▶ _Exercise requirements_
Every record that follows should be printed verbatim.

▶ _Collected data entries_
···

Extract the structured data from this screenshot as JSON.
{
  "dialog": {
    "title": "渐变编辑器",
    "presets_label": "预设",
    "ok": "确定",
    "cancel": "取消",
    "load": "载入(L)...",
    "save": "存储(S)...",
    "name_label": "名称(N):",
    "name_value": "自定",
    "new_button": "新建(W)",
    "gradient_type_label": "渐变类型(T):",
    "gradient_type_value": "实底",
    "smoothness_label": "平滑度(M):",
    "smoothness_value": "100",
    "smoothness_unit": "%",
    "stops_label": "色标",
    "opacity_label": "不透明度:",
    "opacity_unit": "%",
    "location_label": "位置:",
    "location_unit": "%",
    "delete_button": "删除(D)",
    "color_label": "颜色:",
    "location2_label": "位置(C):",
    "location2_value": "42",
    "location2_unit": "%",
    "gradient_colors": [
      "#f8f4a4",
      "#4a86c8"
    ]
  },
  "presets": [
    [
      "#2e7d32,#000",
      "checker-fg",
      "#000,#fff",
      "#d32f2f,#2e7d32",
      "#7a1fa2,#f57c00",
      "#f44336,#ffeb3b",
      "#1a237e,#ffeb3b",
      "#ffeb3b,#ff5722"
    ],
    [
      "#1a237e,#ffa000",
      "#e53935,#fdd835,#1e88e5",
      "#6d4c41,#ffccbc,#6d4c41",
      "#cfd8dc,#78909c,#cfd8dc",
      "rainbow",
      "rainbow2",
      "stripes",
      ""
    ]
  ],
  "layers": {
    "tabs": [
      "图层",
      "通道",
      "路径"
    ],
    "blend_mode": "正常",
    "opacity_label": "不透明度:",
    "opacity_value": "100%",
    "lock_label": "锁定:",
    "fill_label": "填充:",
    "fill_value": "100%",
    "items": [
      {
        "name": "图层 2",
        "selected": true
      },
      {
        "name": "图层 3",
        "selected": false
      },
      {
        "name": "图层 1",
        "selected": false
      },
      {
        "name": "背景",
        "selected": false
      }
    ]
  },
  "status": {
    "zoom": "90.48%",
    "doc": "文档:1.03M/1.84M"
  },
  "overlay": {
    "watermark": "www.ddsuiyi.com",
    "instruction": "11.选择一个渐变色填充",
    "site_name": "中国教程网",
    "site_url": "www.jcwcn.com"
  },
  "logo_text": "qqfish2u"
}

···

▶ _Result below_
Extract the structured data from this screenshot as JSON.
{
  "dialog": {
    "title": "渐变编辑器",
    "presets_label": "预设",
    "ok": "确定",
    "cancel": "取消",
    "load": "载入(L)...",
    "save": "存储(S)...",
    "name_label": "名称(N):",
    "name_value": "自定",
    "new_button": "新建(W)",
    "gradient_type_label": "渐变类型(T):",
    "gradient_type_value": "实底",
    "smoothness_label": "平滑度(M):",
    "smoothness_value": "100",
    "smoothness_unit": "%",
    "stops_label": "色标",
    "opacity_label": "不透明度:",
    "opacity_unit": "%",
    "location_label": "位置:",
    "location_unit": "%",
    "delete_button": "删除(D)",
    "color_label": "颜色:",
    "location2_label": "位置(C):",
    "location2_value": "42",
    "location2_unit": "%",
    "gradient_colors": [
      "#f8f4a4",
      "#4a86c8"
    ]
  },
  "presets": [
    [
      "#2e7d32,#000",
      "checker-fg",
      "#000,#fff",
      "#d32f2f,#2e7d32",
      "#7a1fa2,#f57c00",
      "#f44336,#ffeb3b",
      "#1a237e,#ffeb3b",
      "#ffeb3b,#ff5722"
    ],
    [
      "#1a237e,#ffa000",
      "#e53935,#fdd835,#1e88e5",
      "#6d4c41,#ffccbc,#6d4c41",
      "#cfd8dc,#78909c,#cfd8dc",
      "rainbow",
      "rainbow2",
      "stripes",
      ""
    ]
  ],
  "layers": {
    "tabs": [
      "图层",
      "通道",
      "路径"
    ],
    "blend_mode": "正常",
    "opacity_label": "不透明度:",
    "opacity_value": "100%",
    "lock_label": "锁定:",
    "fill_label": "填充:",
    "fill_value": "100%",
    "items": [
      {
        "name": "图层 2",
        "selected": true
      },
      {
        "name": "图层 3",
        "selected": false
      },
      {
        "name": "图层 1",
        "selected": false
      },
      {
        "name": "背景",
        "selected": false
      }
    ]
  },
  "status": {
    "zoom": "90.48%",
    "doc": "文档:1.03M/1.84M"
  },
  "overlay": {
    "watermark": "www.ddsuiyi.com",
    "instruction": "11.选择一个渐变色填充",
    "site_name": "中国教程网",
    "site_url": "www.jcwcn.com"
  },
  "logo_text": "qqfish2u"
}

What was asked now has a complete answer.